Written exercise >> Exclude images, then output the remaining data verbatim.

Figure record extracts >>
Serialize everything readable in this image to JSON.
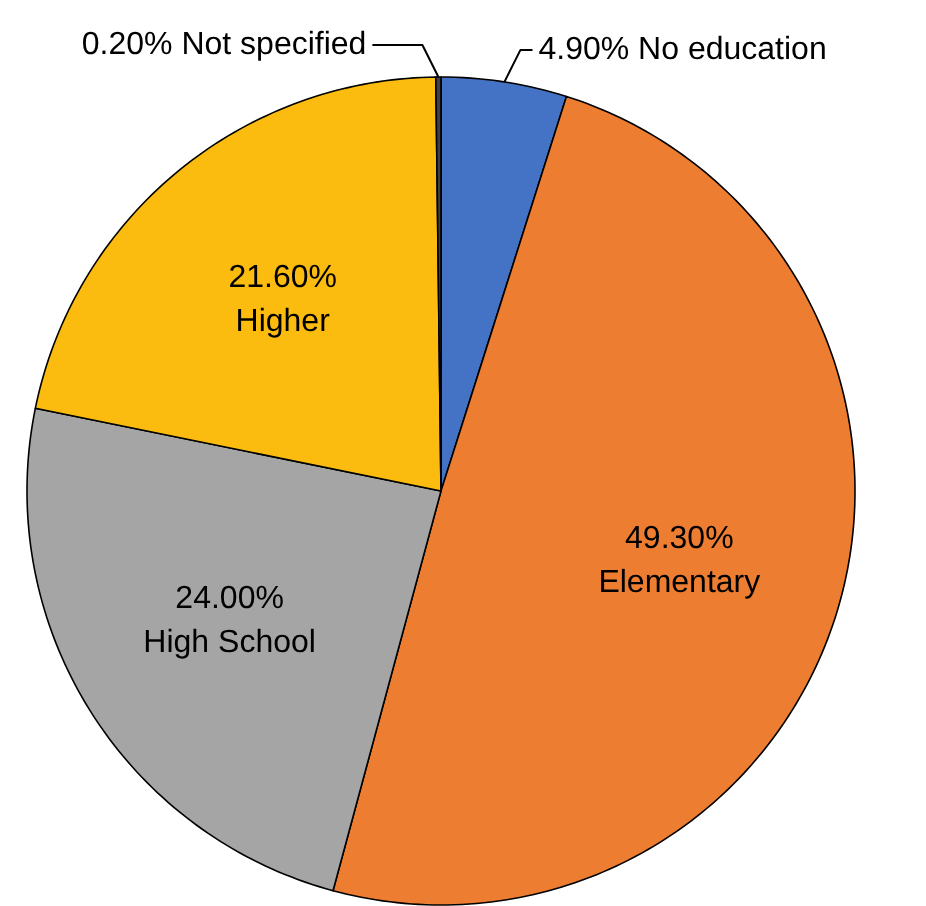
{
  "chart_data": {
    "type": "pie",
    "categories": [
      "No education",
      "Elementary",
      "High School",
      "Higher",
      "Not specified"
    ],
    "values": [
      4.9,
      49.3,
      24.0,
      21.6,
      0.2
    ],
    "value_labels": [
      "4.90%",
      "49.30%",
      "24.00%",
      "21.60%",
      "0.20%"
    ],
    "colors": [
      "#4472c4",
      "#ed7d31",
      "#a5a5a5",
      "#fbbc0f",
      "#404040"
    ]
  }
}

Output of the exercise >>
Serialize everything readable in this image to JSON.
{
  "chart_data": {
    "type": "pie",
    "categories": [
      "No education",
      "Elementary",
      "High School",
      "Higher",
      "Not specified"
    ],
    "values": [
      4.9,
      49.3,
      24.0,
      21.6,
      0.2
    ],
    "value_labels": [
      "4.90%",
      "49.30%",
      "24.00%",
      "21.60%",
      "0.20%"
    ],
    "colors": [
      "#4472c4",
      "#ed7d31",
      "#a5a5a5",
      "#fbbc0f",
      "#404040"
    ]
  }
}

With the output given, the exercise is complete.